**TEXTO DADO**
----
Domingo, 18 de octubre de 2009 | Hoy
ARTE > SAN JERóNIMO LEE EN PROA
La muestra “El tiempo del arte” en la Fundación Proa responde a una nueva tendencia de exposiciones: la organización temática antes que histórica. Así conviven, bajo temas como “El cuerpo”, “El amor” o “El odio”, obras separadas por trescientos o quinientos años. En medio de ese viaje, Gustavo Nielsen se encontró con una vieja admiración: la figura de San Jerónimo, pintada más de un centenar de veces y siempre leyendo. Este es el ensayo que escribió sobre ese anacoreta expulsado de la Iglesia por leer los libros prohibidos.
Por Gustavo Nielsen
Eusebio Hierónimo de Estridón o Jerónimo de Estridón, llamado San Jerónimo por la Iglesia Católica, fue un estudioso del latín y del griego. Tradujo la Biblia —su libro favorito— del hebreo, para que la pudieran leer todos. El problema del tipo parece ser que no solamente leía textos sagrados sino, también, libros paganos y todo tipo de libros, por los que tuvo sueños en los que lo echaban a patadas de la curia. Pasó su vida leyendo a Cicerón, Horacio, Virgilio, Tácito, Homero, Platón. Pasó su vida leyendo, quiero decir, cuanta cosa con tapas que hubiera en ese tiempo, el año 400. Toda vez que lo retratan en los cuadros sale con un libro en la mano. En el de Domenico Ghirlandaio, pintado mil años después de la muerte de Jerónimo, lo vemos de cuerpo entero, sentado debajo de un baldaquino de oro, pensando y escribiendo. Capaz que traduciendo. O haciendo notas, ya que toda lectura es, en cierto modo, el comienzo inminente de una escritura.
----
**EXTRACTO DEL LISTADO**
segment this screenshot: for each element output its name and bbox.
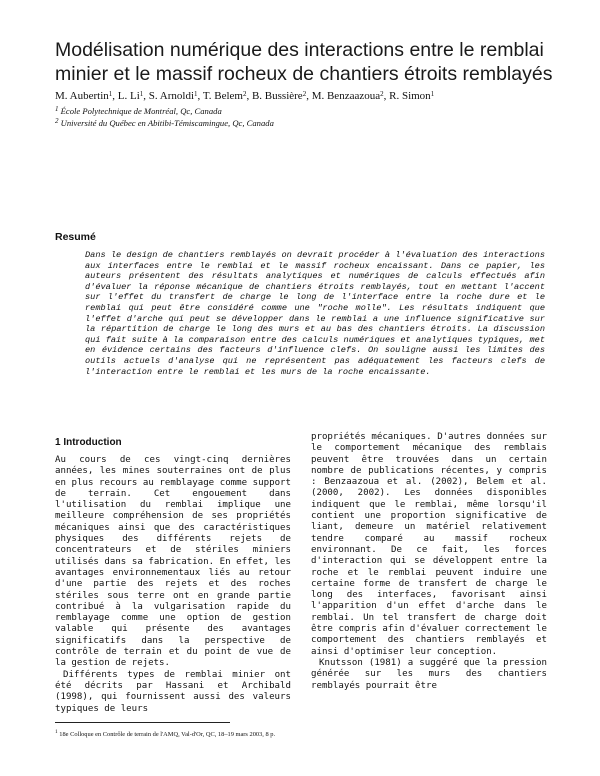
paragraph: Différents types de remblai minier ont été décrits par Hassani et Archibald (1998), qui fournissent aussi des valeurs typiques de leurs (55, 669, 291, 714)
author-separator: , (246, 90, 252, 102)
author-affiliation-marker: 2 (302, 90, 307, 98)
author-name: S. Arnoldi (148, 90, 195, 102)
affiliation-1 (55, 106, 575, 117)
footnote-text: 18e Colloque en Contrôle de terrain de l'AMQ, Val-d'Or, QC, 18–19 mars 2003, 8 p. (59, 731, 276, 739)
footnote-marker: 1 (55, 729, 58, 735)
paragraph: Au cours de ces vingt-cinq dernières années, les mines souterraines ont de plus en plus recours au remblayage comme support de terrain. Cet engouement dans l'utilisation du remblai implique une meilleure compréhension de ses propriétés mécaniques ainsi que des caractéristiques physiques des différents rejets de concentrateurs et de stériles miniers utilisés dans sa fabrication. En effet, les avantages environnementaux liés au retour d'une partie des rejets et des roches stériles sous terre ont en grande partie contribué à la vulgarisation rapide du remblayage comme une option de gestion valable qui présente des avantages significatifs dans la perspective de contrôle de terrain et du point de vue de la gestion de rejets. (55, 455, 291, 669)
author-affiliation-marker: 1 (108, 90, 113, 98)
affiliation-2-text: Université du Québec en Abitibi-Témiscamingue, Qc, Canada (60, 118, 274, 128)
body-column-left (55, 455, 291, 715)
paragraph: Knutsson (1981) a suggéré que la pression générée sur les murs des chantiers remblayés pourrait être (311, 657, 547, 691)
author-name: L. Li (117, 90, 140, 102)
author-name: M. Benzaazoua (311, 90, 381, 102)
section-heading-introduction: 1 Introduction (55, 437, 122, 448)
author-affiliation-marker: 1 (194, 90, 198, 98)
author-affiliation-marker: 1 (139, 90, 144, 98)
affiliation-2-marker: 2 (55, 117, 59, 125)
body-column-right (311, 432, 547, 692)
author-separator: , (197, 90, 203, 102)
affiliation-2 (55, 118, 575, 129)
author-name: T. Belem (202, 90, 243, 102)
author-name: M. Aubertin (55, 90, 109, 102)
author-name: R. Simon (389, 90, 431, 102)
author-name: B. Bussière (251, 90, 303, 102)
author-separator: , (143, 90, 149, 102)
author-separator: , (383, 90, 390, 102)
author-separator: , (306, 90, 312, 102)
footnote-divider (55, 722, 230, 723)
affiliation-1-text: École Polytechnique de Montréal, Qc, Canada (60, 106, 222, 116)
paper-title: Modélisation numérique des interactions entre le remblai minier et le massif rocheux de chantiers étroits remblayés (55, 39, 553, 85)
abstract-text: Dans le design de chantiers remblayés on devrait procéder à l'évaluation des interactions aux interfaces entre le remblai et le massif rocheux encaissant. Dans ce papier, les auteurs présentent des résultats analytiques et numériques de calculs effectués afin d'évaluer la réponse mécanique de chantiers étroits remblayés, tout en mettant l'accent sur l'effet du transfert de charge le long de l'interface entre la roche dure et le remblai qui peut être considéré comme une "roche molle". Les résultats indiquent que l'effet d'arche qui peut se développer dans le remblai a une influence significative sur la répartition de charge le long des murs et au bas des chantiers étroits. La discussion qui fait suite à la comparaison entre des calculs numériques et analytiques typiques, met en évidence certains des facteurs d'influence clefs. On souligne aussi les limites des outils actuels d'analyse qui ne représentent pas adéquatement les facteurs clefs de l'interaction entre le remblai et les murs de la roche encaissante. (85, 250, 545, 377)
author-affiliation-marker: 1 (430, 90, 435, 98)
author-separator: , (112, 90, 118, 102)
author-affiliation-marker: 2 (380, 90, 384, 98)
abstract-heading: Resumé (55, 231, 96, 243)
author-list (55, 90, 575, 103)
paragraph: propriétés mécaniques. D'autres données sur le comportement mécanique des remblais peuvent être trouvées dans un certain nombre de publications récentes, y compris : Benzaazoua et al. (2002), Belem et al. (2000, 2002). Les données disponibles indiquent que le remblai, même lorsqu'il contient une proportion significative de liant, demeure un matériel relativement tendre comparé au massif rocheux environnant. De ce fait, les forces d'interaction qui se développent entre la roche et le remblai peuvent induire une certaine forme de transfert de charge le long des interfaces, favorisant ainsi l'apparition d'un effet d'arche dans le remblai. Un tel transfert de charge doit être compris afin d'évaluer correctement le comportement des chantiers remblayés et ainsi d'optimiser leur conception. (311, 432, 547, 657)
footnote (55, 728, 575, 739)
author-affiliation-marker: 2 (242, 90, 247, 98)
affiliation-1-marker: 1 (55, 105, 59, 113)
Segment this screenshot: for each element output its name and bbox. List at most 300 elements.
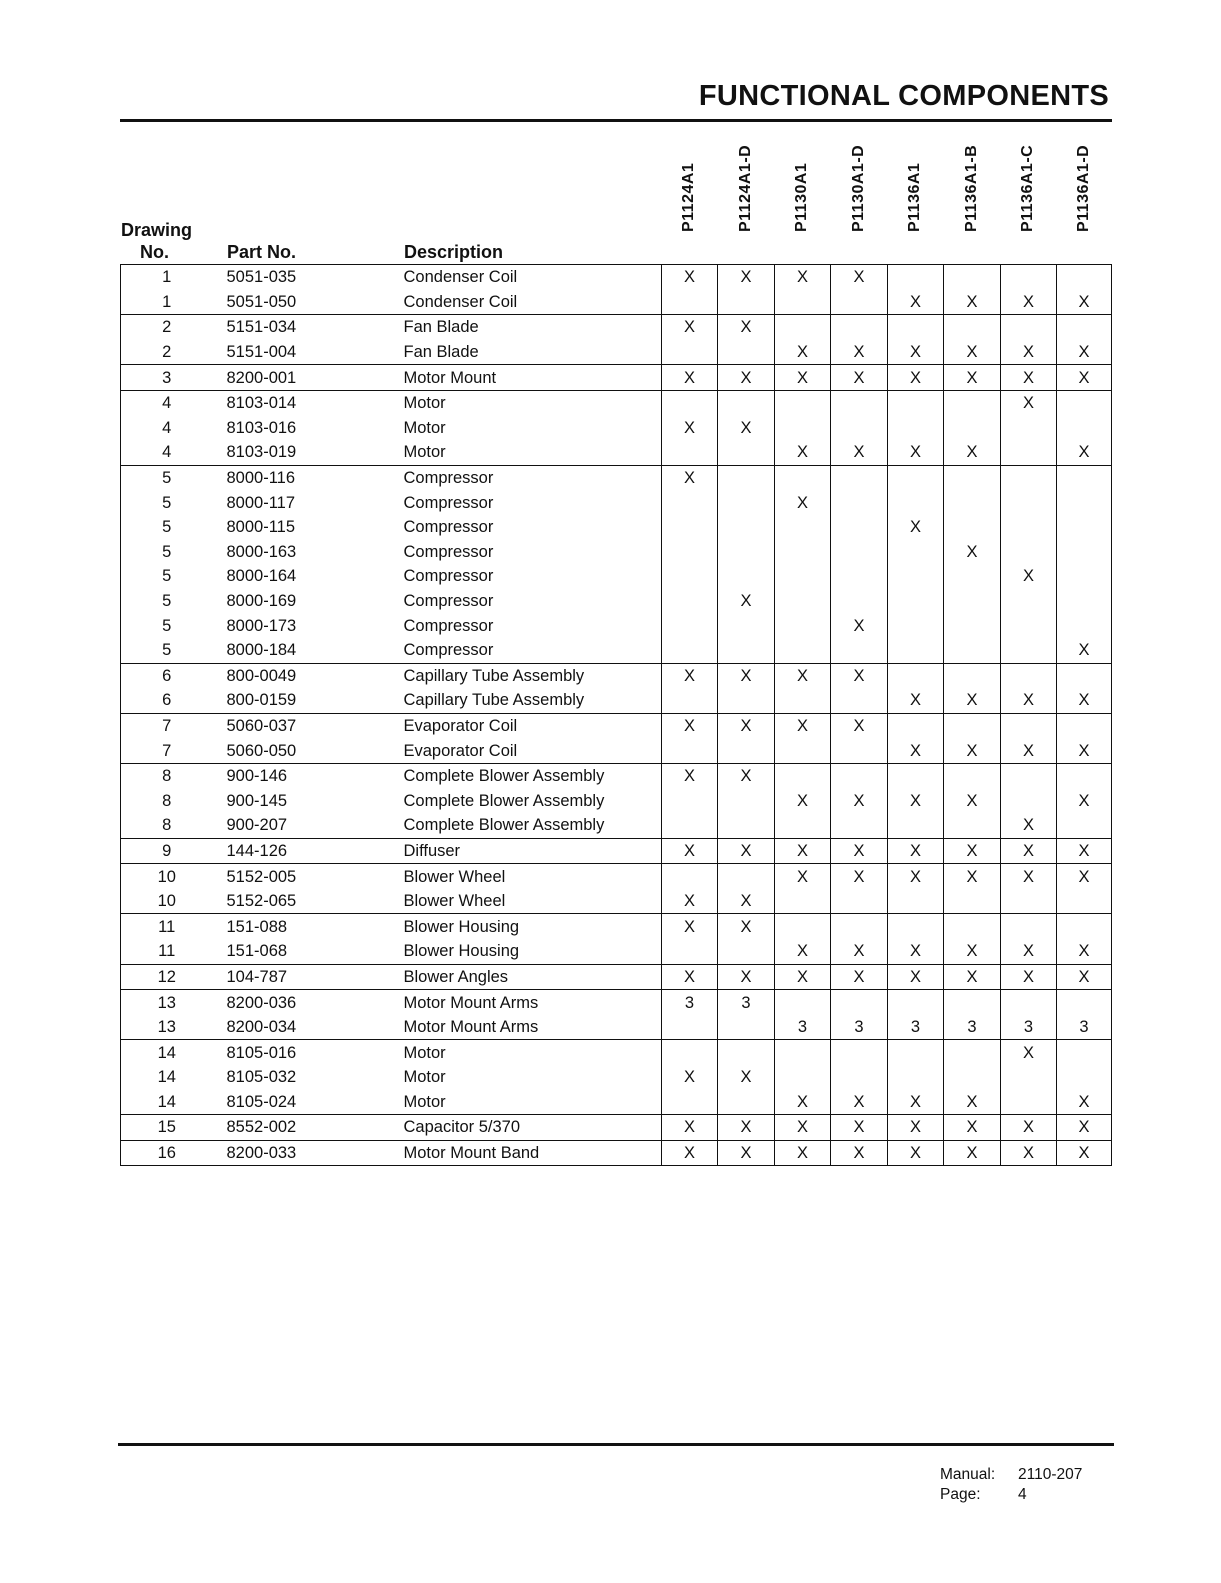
model-mark-cell xyxy=(944,1040,1001,1065)
model-mark-cell xyxy=(831,465,888,490)
part-no-cell: 144-126 xyxy=(227,838,404,864)
model-mark-cell: X xyxy=(775,713,831,738)
model-mark-cell xyxy=(1001,589,1057,614)
model-mark-cell: X xyxy=(1001,1115,1057,1141)
model-mark-cell: X xyxy=(831,613,888,638)
model-mark-cell xyxy=(1057,813,1112,838)
model-mark-cell xyxy=(831,1065,888,1090)
model-mark-cell: X xyxy=(831,340,888,365)
drawing-no-cell: 5 xyxy=(121,515,227,540)
model-mark-cell xyxy=(888,564,944,589)
model-mark-cell xyxy=(944,763,1001,788)
model-mark-cell: X xyxy=(888,738,944,763)
model-mark-cell xyxy=(1057,713,1112,738)
part-no-cell: 8000-173 xyxy=(226,616,297,635)
model-mark-cell xyxy=(888,914,944,939)
description-cell: Blower Angles xyxy=(404,964,662,990)
table-row xyxy=(121,1090,1112,1115)
model-mark-cell: X xyxy=(1001,964,1057,990)
model-mark-cell xyxy=(831,315,888,340)
description-cell: Fan Blade xyxy=(404,315,662,340)
model-mark-cell xyxy=(831,416,888,441)
model-mark-cell xyxy=(718,515,775,540)
drawing-no-cell: 3 xyxy=(121,365,227,391)
model-mark-cell xyxy=(1001,315,1057,340)
model-mark-cell xyxy=(1057,1040,1112,1065)
model-mark-cell: X xyxy=(718,1115,775,1141)
table-row xyxy=(121,390,1112,415)
model-mark-cell: X xyxy=(1001,838,1057,864)
model-mark-cell: X xyxy=(1057,864,1112,889)
model-mark-cell: 3 xyxy=(1001,1015,1057,1040)
model-mark-cell: X xyxy=(775,1140,831,1166)
model-mark-cell xyxy=(662,290,718,315)
footer xyxy=(940,1465,1082,1505)
description-cell: Blower Wheel xyxy=(403,892,506,911)
model-mark-cell: X xyxy=(1001,688,1057,713)
model-mark-cell xyxy=(775,688,831,713)
drawing-no-cell: 6 xyxy=(121,688,227,713)
model-mark-cell xyxy=(662,1040,718,1065)
model-mark-cell: X xyxy=(1001,864,1057,889)
model-mark-cell xyxy=(718,564,775,589)
model-mark-cell: X xyxy=(888,788,944,813)
part-no-cell: 8105-032 xyxy=(226,1068,297,1087)
part-no-cell: 900-207 xyxy=(226,816,288,835)
model-mark-cell xyxy=(775,813,831,838)
table-row xyxy=(121,540,1112,565)
model-mark-cell: X xyxy=(718,713,775,738)
model-mark-cell: X xyxy=(1001,1140,1057,1166)
model-mark-cell: X xyxy=(1057,365,1112,391)
part-no-cell: 8103-014 xyxy=(227,390,404,415)
table-row xyxy=(121,1040,1112,1065)
part-no-cell: 5051-050 xyxy=(226,292,297,311)
model-mark-cell xyxy=(775,540,831,565)
drawing-no-cell: 13 xyxy=(121,1015,227,1040)
model-mark-cell xyxy=(662,440,718,465)
model-mark-cell xyxy=(831,763,888,788)
drawing-no-cell: 12 xyxy=(121,964,227,990)
model-mark-cell: X xyxy=(775,864,831,889)
model-mark-cell xyxy=(944,315,1001,340)
model-mark-cell: X xyxy=(831,663,888,688)
model-mark-cell xyxy=(831,490,888,515)
model-mark-cell xyxy=(831,1040,888,1065)
model-mark-cell xyxy=(1057,416,1112,441)
model-mark-cell xyxy=(718,1040,775,1065)
model-mark-cell xyxy=(718,290,775,315)
model-mark-cell xyxy=(944,638,1001,663)
model-mark-cell: X xyxy=(662,663,718,688)
model-mark-cell: X xyxy=(775,265,831,290)
model-mark-cell: X xyxy=(888,964,944,990)
model-mark-cell xyxy=(1057,564,1112,589)
model-mark-cell: X xyxy=(1057,738,1112,763)
model-header-label: P1130A1 xyxy=(793,162,810,232)
model-header xyxy=(849,144,880,250)
model-mark-cell xyxy=(775,416,831,441)
model-header xyxy=(906,150,936,250)
model-mark-cell xyxy=(718,939,775,964)
table-row xyxy=(121,315,1112,340)
model-mark-cell xyxy=(1057,265,1112,290)
model-mark-cell xyxy=(1057,465,1112,490)
model-mark-cell xyxy=(775,990,831,1015)
description-cell: Complete Blower Assembly xyxy=(404,763,662,788)
description-cell: Evaporator Coil xyxy=(403,741,518,760)
model-mark-cell xyxy=(944,990,1001,1015)
model-mark-cell xyxy=(888,490,944,515)
model-mark-cell: X xyxy=(831,964,888,990)
drawing-no-cell: 14 xyxy=(121,1040,227,1065)
model-mark-cell: 3 xyxy=(775,1015,831,1040)
model-mark-cell: X xyxy=(888,515,944,540)
model-mark-cell: 3 xyxy=(1057,1015,1112,1040)
description-cell: Compressor xyxy=(403,616,494,635)
description-cell: Evaporator Coil xyxy=(404,713,662,738)
table-row xyxy=(121,964,1112,990)
drawing-no-cell: 6 xyxy=(121,663,227,688)
model-mark-cell xyxy=(944,589,1001,614)
description-cell: Motor xyxy=(403,1092,446,1111)
model-mark-cell: X xyxy=(1057,939,1112,964)
model-mark-cell xyxy=(831,688,888,713)
part-no-cell: 5051-035 xyxy=(227,265,404,290)
model-mark-cell: X xyxy=(888,864,944,889)
model-mark-cell xyxy=(662,638,718,663)
model-mark-cell xyxy=(718,688,775,713)
model-mark-cell xyxy=(662,788,718,813)
model-mark-cell xyxy=(662,515,718,540)
part-no-cell: 8103-019 xyxy=(226,443,297,462)
parts-table xyxy=(120,264,1112,1166)
model-header-label: P1136A1-C xyxy=(1019,144,1036,232)
table-row xyxy=(121,490,1112,515)
model-mark-cell xyxy=(718,613,775,638)
model-mark-cell xyxy=(1001,663,1057,688)
model-mark-cell: X xyxy=(1057,1090,1112,1115)
description-cell: Motor Mount Arms xyxy=(404,990,662,1015)
drawing-no-cell: 4 xyxy=(121,390,227,415)
model-mark-cell: X xyxy=(662,1115,718,1141)
model-mark-cell: X xyxy=(944,440,1001,465)
part-no-cell: 8200-033 xyxy=(227,1140,404,1166)
model-mark-cell xyxy=(1001,763,1057,788)
table-row xyxy=(121,864,1112,889)
description-cell: Motor xyxy=(403,1068,446,1087)
model-mark-cell xyxy=(662,1090,718,1115)
description-cell: Compressor xyxy=(403,567,494,586)
model-mark-cell xyxy=(944,613,1001,638)
model-mark-cell xyxy=(775,315,831,340)
model-mark-cell: X xyxy=(831,265,888,290)
model-mark-cell: X xyxy=(1057,838,1112,864)
model-mark-cell xyxy=(662,939,718,964)
model-mark-cell xyxy=(662,864,718,889)
model-mark-cell xyxy=(775,613,831,638)
model-header xyxy=(793,150,823,250)
model-mark-cell xyxy=(831,813,888,838)
model-mark-cell: X xyxy=(888,340,944,365)
table-row xyxy=(121,1015,1112,1040)
drawing-no-cell: 11 xyxy=(121,914,227,939)
model-mark-cell: 3 xyxy=(831,1015,888,1040)
model-mark-cell: X xyxy=(888,939,944,964)
drawing-header-line2: No. xyxy=(140,242,169,262)
drawing-no-cell: 14 xyxy=(121,1090,227,1115)
model-mark-cell xyxy=(775,763,831,788)
model-mark-cell: X xyxy=(662,964,718,990)
model-mark-cell xyxy=(718,738,775,763)
part-no-cell: 5060-037 xyxy=(227,713,404,738)
model-mark-cell: X xyxy=(944,1090,1001,1115)
model-mark-cell xyxy=(718,440,775,465)
description-cell: Motor Mount Arms xyxy=(403,1018,539,1037)
drawing-no-cell: 8 xyxy=(121,813,227,838)
model-mark-cell: X xyxy=(718,416,775,441)
table-row xyxy=(121,340,1112,365)
model-mark-cell: X xyxy=(1057,340,1112,365)
model-mark-cell: X xyxy=(662,315,718,340)
part-no-cell: 5152-065 xyxy=(226,892,297,911)
part-no-cell: 151-088 xyxy=(227,914,404,939)
model-mark-cell xyxy=(1001,889,1057,914)
model-mark-cell xyxy=(944,564,1001,589)
part-no-cell: 5060-050 xyxy=(226,741,297,760)
model-mark-cell: X xyxy=(944,340,1001,365)
description-cell: Condenser Coil xyxy=(404,265,662,290)
drawing-no-cell: 5 xyxy=(121,540,227,565)
model-mark-cell: X xyxy=(775,490,831,515)
model-mark-cell xyxy=(831,564,888,589)
table-row xyxy=(121,290,1112,315)
model-mark-cell xyxy=(831,390,888,415)
table-row xyxy=(121,763,1112,788)
model-mark-cell: X xyxy=(944,939,1001,964)
drawing-no-cell: 2 xyxy=(121,340,227,365)
model-mark-cell xyxy=(1057,763,1112,788)
drawing-no-cell: 5 xyxy=(121,638,227,663)
model-mark-cell xyxy=(1001,465,1057,490)
model-mark-cell xyxy=(1057,490,1112,515)
table-row xyxy=(121,589,1112,614)
model-mark-cell: X xyxy=(831,365,888,391)
model-mark-cell: X xyxy=(888,1115,944,1141)
model-mark-cell: X xyxy=(718,589,775,614)
model-mark-cell xyxy=(718,813,775,838)
model-mark-cell: X xyxy=(718,763,775,788)
model-mark-cell xyxy=(1001,990,1057,1015)
model-mark-cell: X xyxy=(944,738,1001,763)
table-row xyxy=(121,990,1112,1015)
model-mark-cell xyxy=(888,540,944,565)
model-mark-cell xyxy=(888,390,944,415)
page-number: 4 xyxy=(1018,1486,1027,1503)
model-mark-cell xyxy=(1001,1090,1057,1115)
model-mark-cell: X xyxy=(775,788,831,813)
description-header: Description xyxy=(404,242,504,262)
model-mark-cell: X xyxy=(1057,290,1112,315)
manual-number: 2110-207 xyxy=(1018,1466,1083,1483)
model-mark-cell: X xyxy=(662,1140,718,1166)
model-mark-cell: X xyxy=(831,1140,888,1166)
model-mark-cell: X xyxy=(888,688,944,713)
model-mark-cell xyxy=(944,490,1001,515)
model-mark-cell xyxy=(662,688,718,713)
model-mark-cell: X xyxy=(662,838,718,864)
part-no-cell: 800-0049 xyxy=(227,663,404,688)
model-mark-cell xyxy=(944,515,1001,540)
model-mark-cell xyxy=(1001,265,1057,290)
model-mark-cell xyxy=(1001,788,1057,813)
description-cell: Capillary Tube Assembly xyxy=(403,691,585,710)
model-mark-cell xyxy=(888,613,944,638)
model-mark-cell: X xyxy=(662,265,718,290)
drawing-no-cell: 11 xyxy=(121,939,227,964)
model-mark-cell: X xyxy=(718,315,775,340)
model-mark-cell: X xyxy=(944,964,1001,990)
page-title: FUNCTIONAL COMPONENTS xyxy=(698,80,1109,112)
part-no-cell: 8105-024 xyxy=(226,1092,297,1111)
model-mark-cell: X xyxy=(718,1140,775,1166)
model-mark-cell xyxy=(662,613,718,638)
part-no-cell: 8103-016 xyxy=(226,418,297,437)
model-mark-cell: X xyxy=(775,1090,831,1115)
table-row xyxy=(121,688,1112,713)
model-mark-cell: X xyxy=(718,838,775,864)
model-mark-cell: 3 xyxy=(944,1015,1001,1040)
table-row xyxy=(121,914,1112,939)
model-mark-cell xyxy=(1001,540,1057,565)
part-no-cell: 8000-115 xyxy=(226,518,296,537)
table-row xyxy=(121,265,1112,290)
description-cell: Compressor xyxy=(403,518,494,537)
model-mark-cell: X xyxy=(831,1090,888,1115)
drawing-no-cell: 4 xyxy=(121,440,227,465)
model-mark-cell: X xyxy=(888,838,944,864)
part-no-cell: 8000-163 xyxy=(226,542,297,561)
model-mark-cell xyxy=(888,265,944,290)
model-mark-cell xyxy=(888,465,944,490)
model-header-label: P1136A1 xyxy=(906,162,923,232)
drawing-no-cell: 7 xyxy=(121,713,227,738)
table-row xyxy=(121,365,1112,391)
drawing-no-cell: 5 xyxy=(121,564,227,589)
model-header xyxy=(1074,144,1105,250)
model-mark-cell xyxy=(662,564,718,589)
model-mark-cell: X xyxy=(944,365,1001,391)
model-mark-cell: X xyxy=(718,914,775,939)
model-mark-cell xyxy=(831,515,888,540)
drawing-no-cell: 15 xyxy=(121,1115,227,1141)
model-mark-cell xyxy=(944,1065,1001,1090)
part-no-cell: 800-0159 xyxy=(226,691,297,710)
model-mark-cell xyxy=(831,638,888,663)
model-mark-cell: 3 xyxy=(662,990,718,1015)
model-mark-cell: X xyxy=(775,1115,831,1141)
model-mark-cell xyxy=(888,589,944,614)
part-no-cell: 8200-036 xyxy=(227,990,404,1015)
model-mark-cell: X xyxy=(662,713,718,738)
model-mark-cell xyxy=(1057,889,1112,914)
model-mark-cell: X xyxy=(1057,1140,1112,1166)
model-mark-cell: X xyxy=(718,265,775,290)
part-no-cell: 151-068 xyxy=(226,942,288,961)
part-no-cell: 8200-001 xyxy=(227,365,404,391)
description-cell: Blower Housing xyxy=(404,914,662,939)
model-mark-cell xyxy=(1001,613,1057,638)
description-cell: Motor xyxy=(403,443,446,462)
model-mark-cell xyxy=(662,340,718,365)
model-mark-cell xyxy=(718,340,775,365)
model-mark-cell: X xyxy=(662,365,718,391)
drawing-no-cell: 14 xyxy=(121,1065,227,1090)
drawing-no-cell: 1 xyxy=(121,290,227,315)
model-mark-cell: X xyxy=(1057,964,1112,990)
model-mark-cell: X xyxy=(831,939,888,964)
part-no-header: Part No. xyxy=(227,242,297,262)
model-mark-cell xyxy=(775,914,831,939)
model-mark-cell xyxy=(718,864,775,889)
table-row xyxy=(121,440,1112,465)
description-cell: Fan Blade xyxy=(403,343,479,362)
model-mark-cell xyxy=(718,465,775,490)
model-mark-cell xyxy=(1057,515,1112,540)
part-no-cell: 5152-005 xyxy=(227,864,404,889)
description-cell: Complete Blower Assembly xyxy=(403,816,605,835)
model-mark-cell xyxy=(888,1065,944,1090)
model-mark-cell: X xyxy=(775,964,831,990)
model-mark-cell: X xyxy=(1057,1115,1112,1141)
description-cell: Condenser Coil xyxy=(403,292,518,311)
model-mark-cell xyxy=(662,1015,718,1040)
model-mark-cell xyxy=(718,788,775,813)
description-cell: Motor xyxy=(404,1040,662,1065)
model-mark-cell xyxy=(888,713,944,738)
description-cell: Capillary Tube Assembly xyxy=(404,663,662,688)
model-mark-cell: X xyxy=(718,964,775,990)
part-no-cell: 5151-034 xyxy=(227,315,404,340)
model-mark-cell: X xyxy=(1057,440,1112,465)
model-mark-cell xyxy=(888,763,944,788)
page-label: Page: xyxy=(940,1486,981,1503)
table-row xyxy=(121,738,1112,763)
model-mark-cell: X xyxy=(1057,788,1112,813)
model-mark-cell: X xyxy=(662,889,718,914)
drawing-no-cell: 5 xyxy=(121,613,227,638)
model-mark-cell xyxy=(662,813,718,838)
model-mark-cell: X xyxy=(888,365,944,391)
model-mark-cell xyxy=(944,390,1001,415)
model-mark-cell xyxy=(1001,638,1057,663)
model-mark-cell xyxy=(1057,540,1112,565)
model-mark-cell xyxy=(1057,589,1112,614)
table-row xyxy=(121,713,1112,738)
model-mark-cell: X xyxy=(944,1115,1001,1141)
description-cell: Compressor xyxy=(403,493,494,512)
description-cell: Motor Mount Band xyxy=(404,1140,662,1166)
model-mark-cell: X xyxy=(944,788,1001,813)
model-mark-cell xyxy=(944,663,1001,688)
model-mark-cell: X xyxy=(944,838,1001,864)
model-mark-cell xyxy=(1057,990,1112,1015)
table-row xyxy=(121,838,1112,864)
model-mark-cell: X xyxy=(662,763,718,788)
model-mark-cell xyxy=(662,589,718,614)
drawing-no-cell: 1 xyxy=(121,265,227,290)
part-no-cell: 8105-016 xyxy=(227,1040,404,1065)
----
**LO QUE SE PIDE**
Retoma el ensayo sobre San Jerónimo y sigue escribiéndolo a partir de su última oración.

**RESULTADO**
Hay cientos de versiones de San Jerónimo atrapado en el acto de leer. La espalda inclinada sobre la tabla de su lugar sagrado, con los ojos, el rostro entregados al papel, el cuello tenso, las manos ocupadas en pasar las páginas o realizar anotaciones. Y nunca hay un solo libro sino varios. Todos abiertos.
Salvo por el detalle de la computadora que hay sobre mi escritorio, puedo compararme en la iconografía, sin santidad mediante, en este momento de escribir una nota: hay dos libros abiertos en mi tabla, papeles, lápices. Uno de los libros es Habitar, construir y pensar, del arquitecto Miguel Angel Roca, y otro es El tiempo del arte, el catálogo de la nueva exposición que la Fundación Proa ha colgado en estos días y acabo de visitar. Una maravillosa muestra curada por Giacinto di Pietrantonio que se basa en la mezcolanza de obras según nodos temáticos, a la nova usanza del arte: podemos ver un cuadro de 1600 rodeado por un ready-made de Duchamp o una foto de Joel-Peter Witkin, con el único pretexto de estar hablando de un mismo tema. El amor, el odio, la muerte, el cuerpo, la vida, la muerte.
La idea posmoderna de agrupar las cosas no por escuelas o fechas sino por conceptos deja en el visitante un sabor existencialista. Me explico: en el ítem “cuerpo” hay un cartel de peluquería del siglo XVIII, de Vittore Ghislandi detto Fra’Galgario, la Insignia del barbero Oletta. En el medio del cuadro está Oletta, el dueño de la peluquería, con pinta de joven emprendedor; a la izquierda su empleado, el peluquero, blandiendo sus tijeras en franca mirada homosexual; a la derecha hay una tercera figura, la de un noble. Ese que dice: “Soy cliente de esta peluquería”. ¿Qué diferencia hay con las fotos de Susana Giménez o Graciela Borges colgadas en el local de Miguel Romano frente al Alto Palermo Shopping?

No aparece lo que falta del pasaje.